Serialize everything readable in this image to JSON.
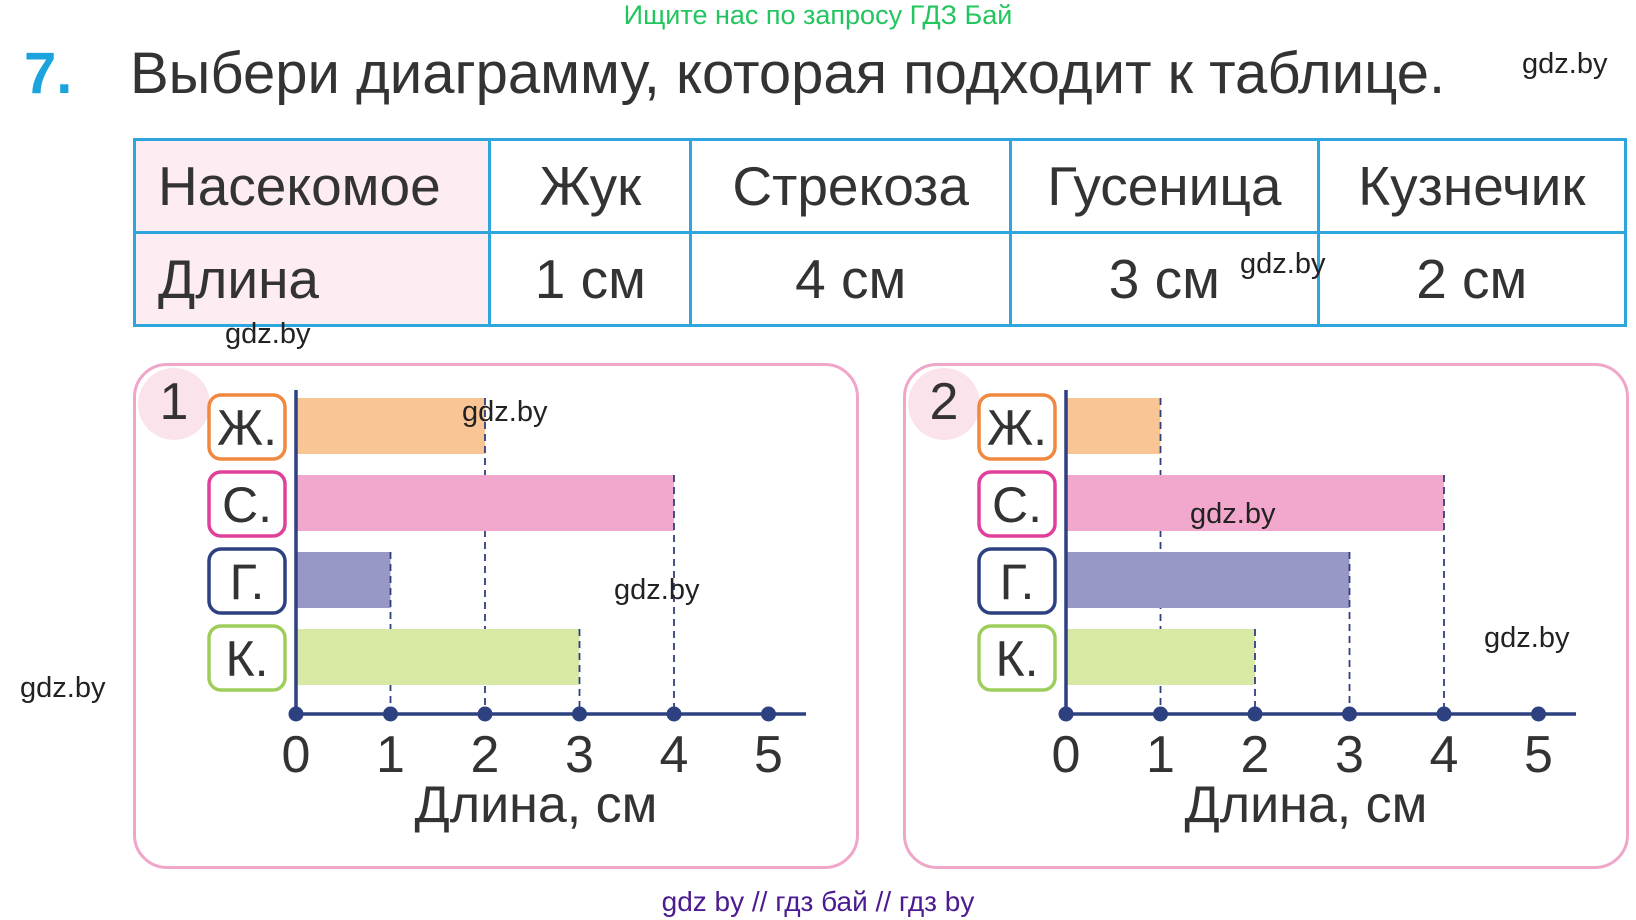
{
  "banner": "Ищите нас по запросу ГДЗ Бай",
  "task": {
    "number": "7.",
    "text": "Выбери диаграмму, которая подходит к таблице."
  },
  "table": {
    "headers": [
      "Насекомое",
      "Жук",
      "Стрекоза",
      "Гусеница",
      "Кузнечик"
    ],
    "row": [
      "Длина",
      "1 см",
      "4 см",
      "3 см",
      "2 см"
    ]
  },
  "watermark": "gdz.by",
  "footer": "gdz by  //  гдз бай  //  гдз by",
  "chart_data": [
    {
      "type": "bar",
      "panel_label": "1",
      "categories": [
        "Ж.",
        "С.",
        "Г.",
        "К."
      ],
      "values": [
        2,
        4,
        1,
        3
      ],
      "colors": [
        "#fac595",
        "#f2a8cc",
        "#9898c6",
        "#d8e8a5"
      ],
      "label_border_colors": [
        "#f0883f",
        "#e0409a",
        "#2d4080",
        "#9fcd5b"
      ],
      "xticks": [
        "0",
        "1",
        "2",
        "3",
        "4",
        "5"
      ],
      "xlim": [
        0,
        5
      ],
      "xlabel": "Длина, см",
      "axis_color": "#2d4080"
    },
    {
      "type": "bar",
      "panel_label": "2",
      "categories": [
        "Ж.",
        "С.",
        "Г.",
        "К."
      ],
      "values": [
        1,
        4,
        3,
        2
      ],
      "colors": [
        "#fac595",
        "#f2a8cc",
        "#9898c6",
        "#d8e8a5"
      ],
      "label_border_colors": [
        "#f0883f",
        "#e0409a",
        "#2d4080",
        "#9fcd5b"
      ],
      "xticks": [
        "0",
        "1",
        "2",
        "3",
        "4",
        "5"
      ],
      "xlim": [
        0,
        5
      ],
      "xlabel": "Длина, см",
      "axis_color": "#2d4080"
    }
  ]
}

* * *

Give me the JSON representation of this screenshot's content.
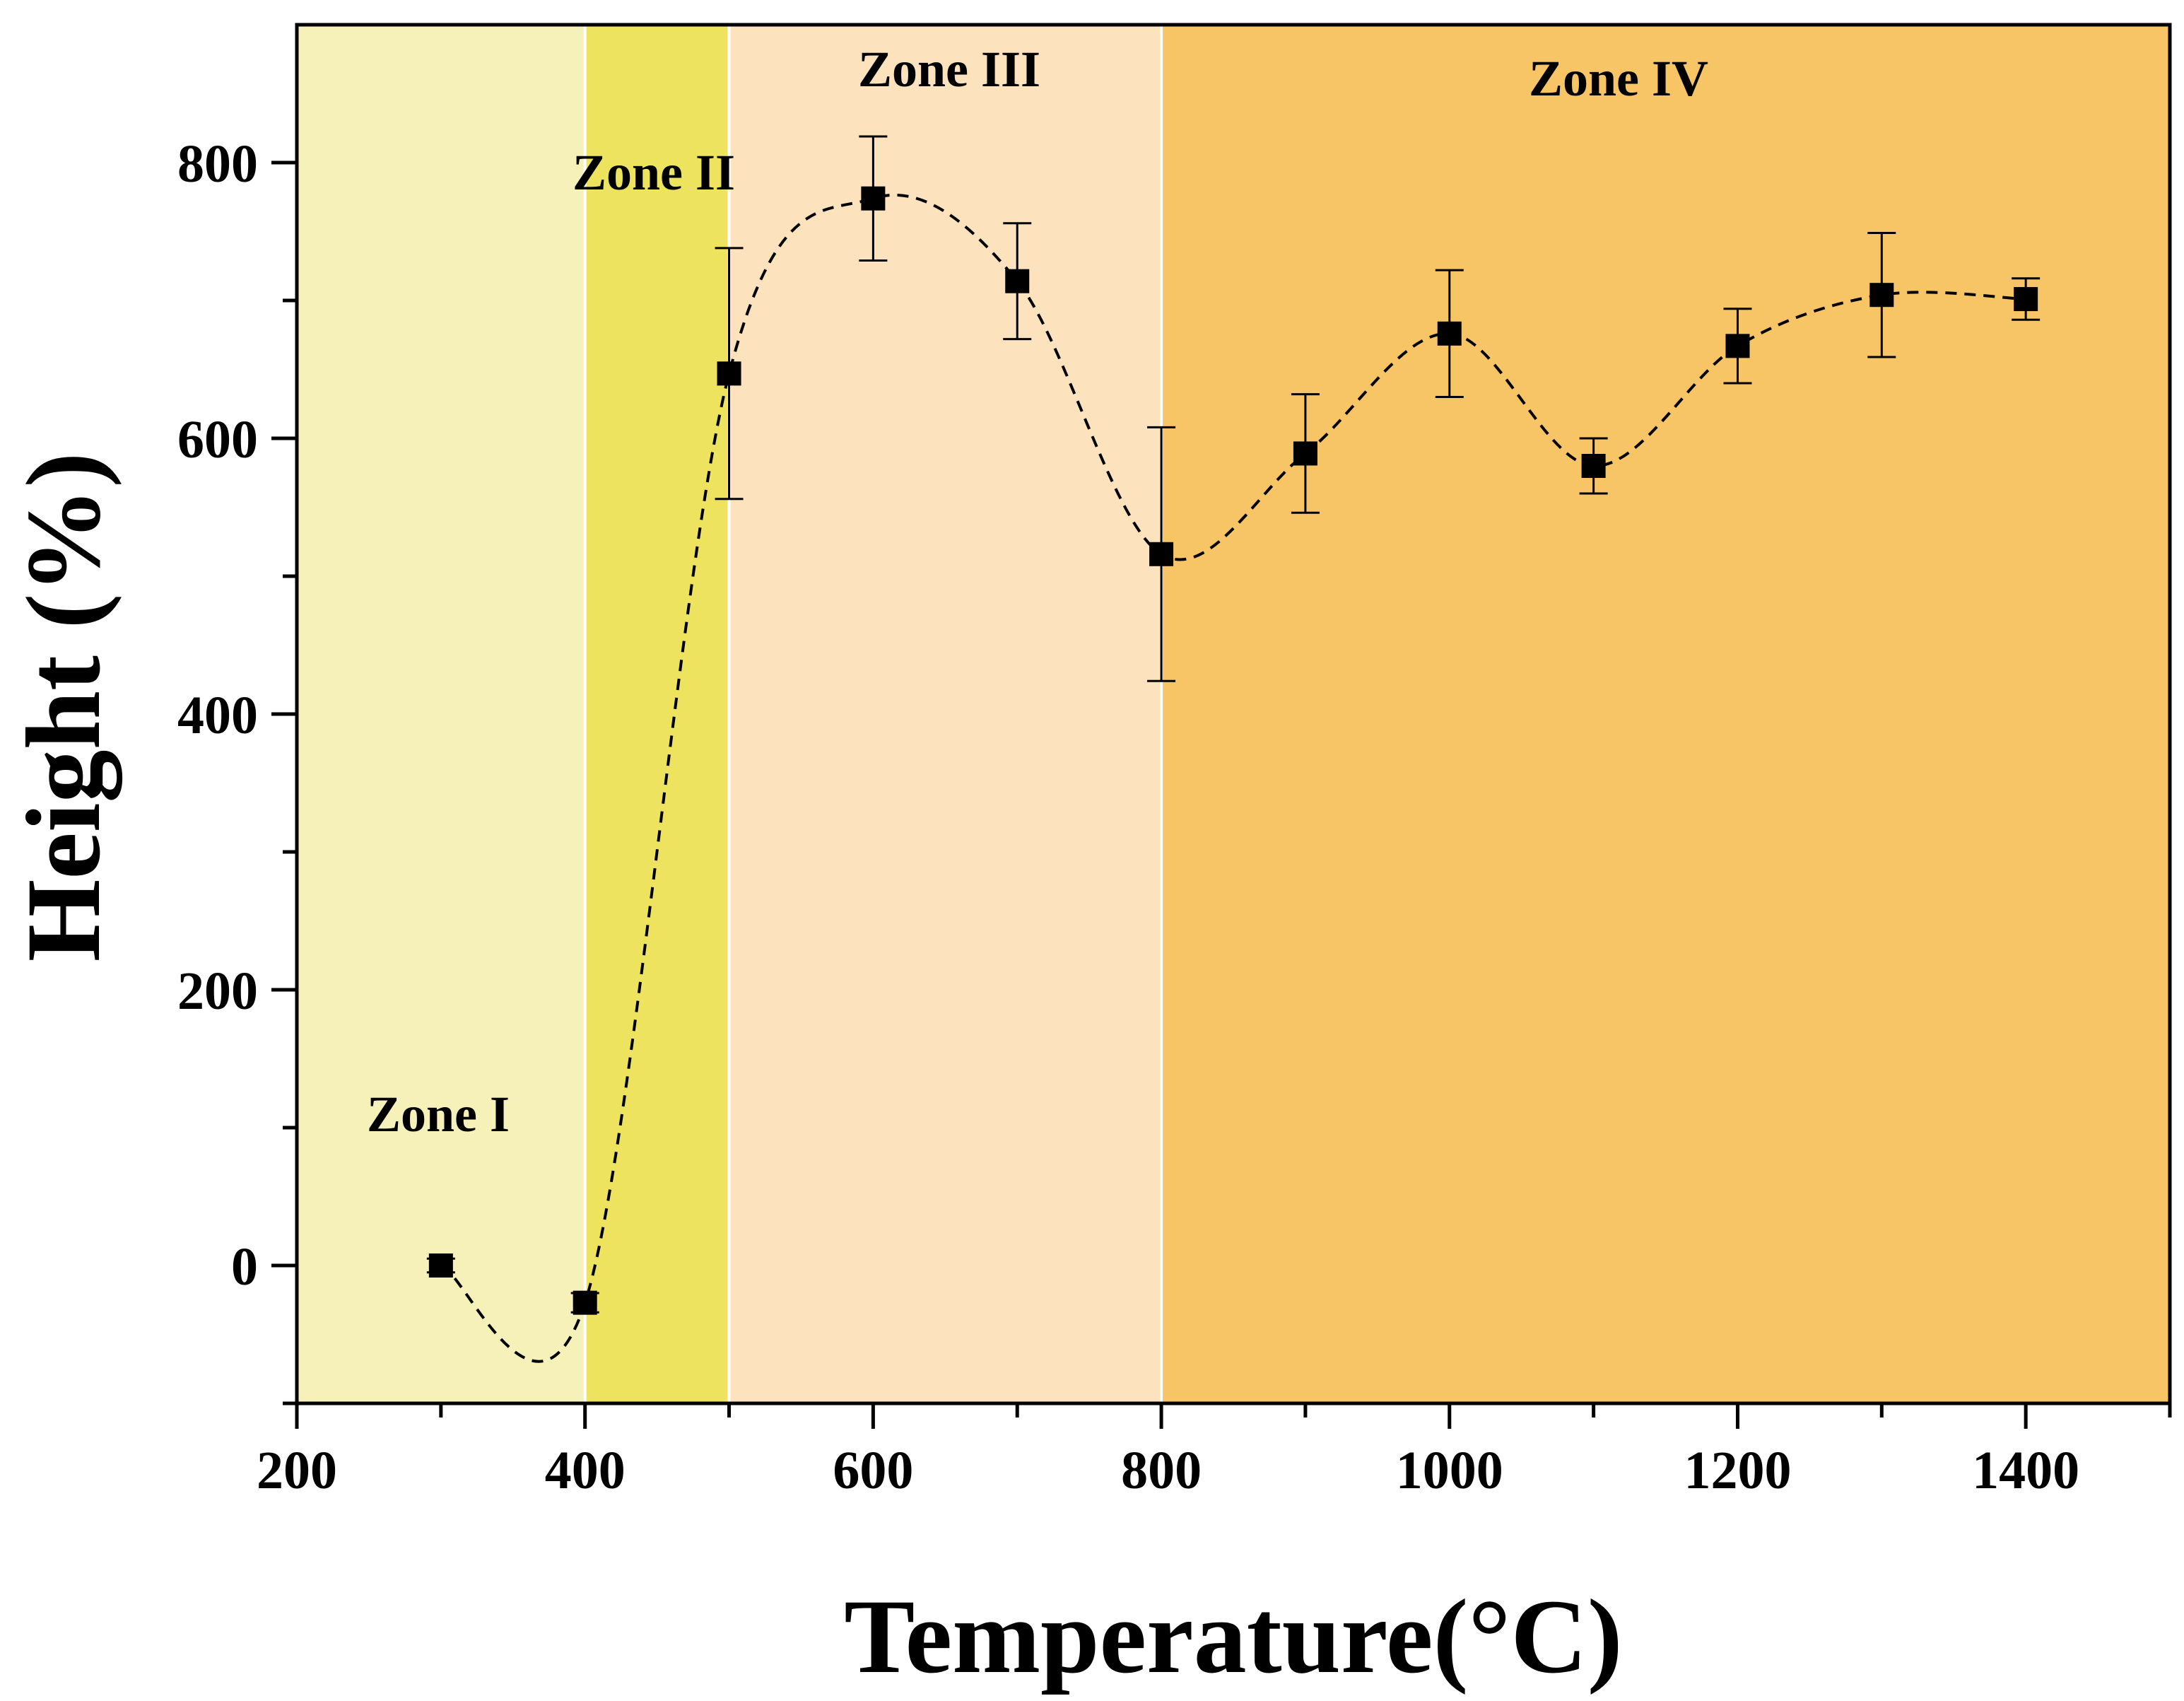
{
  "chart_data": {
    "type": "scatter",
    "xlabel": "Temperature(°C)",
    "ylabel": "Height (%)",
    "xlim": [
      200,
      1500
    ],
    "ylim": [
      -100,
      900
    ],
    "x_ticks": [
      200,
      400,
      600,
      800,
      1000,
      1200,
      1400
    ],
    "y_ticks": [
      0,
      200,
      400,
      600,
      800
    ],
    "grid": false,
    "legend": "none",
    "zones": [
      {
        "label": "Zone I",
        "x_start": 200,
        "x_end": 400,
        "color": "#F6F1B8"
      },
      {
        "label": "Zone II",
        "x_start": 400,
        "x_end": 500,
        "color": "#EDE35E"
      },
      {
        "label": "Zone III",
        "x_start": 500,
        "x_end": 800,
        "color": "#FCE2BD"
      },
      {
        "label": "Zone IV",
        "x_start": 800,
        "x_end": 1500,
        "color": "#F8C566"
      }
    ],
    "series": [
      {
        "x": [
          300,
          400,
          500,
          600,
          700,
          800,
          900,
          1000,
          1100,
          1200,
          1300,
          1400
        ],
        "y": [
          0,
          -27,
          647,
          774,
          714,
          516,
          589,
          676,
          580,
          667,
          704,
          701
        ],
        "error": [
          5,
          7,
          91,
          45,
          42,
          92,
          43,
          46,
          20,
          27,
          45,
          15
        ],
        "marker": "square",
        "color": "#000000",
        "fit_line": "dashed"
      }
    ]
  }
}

Goal: Using the entries above, return each line that includes the word "this".

Final result:
Serialize everything readable in this image to JSON.
Give me the JSON representation of this screenshot's content.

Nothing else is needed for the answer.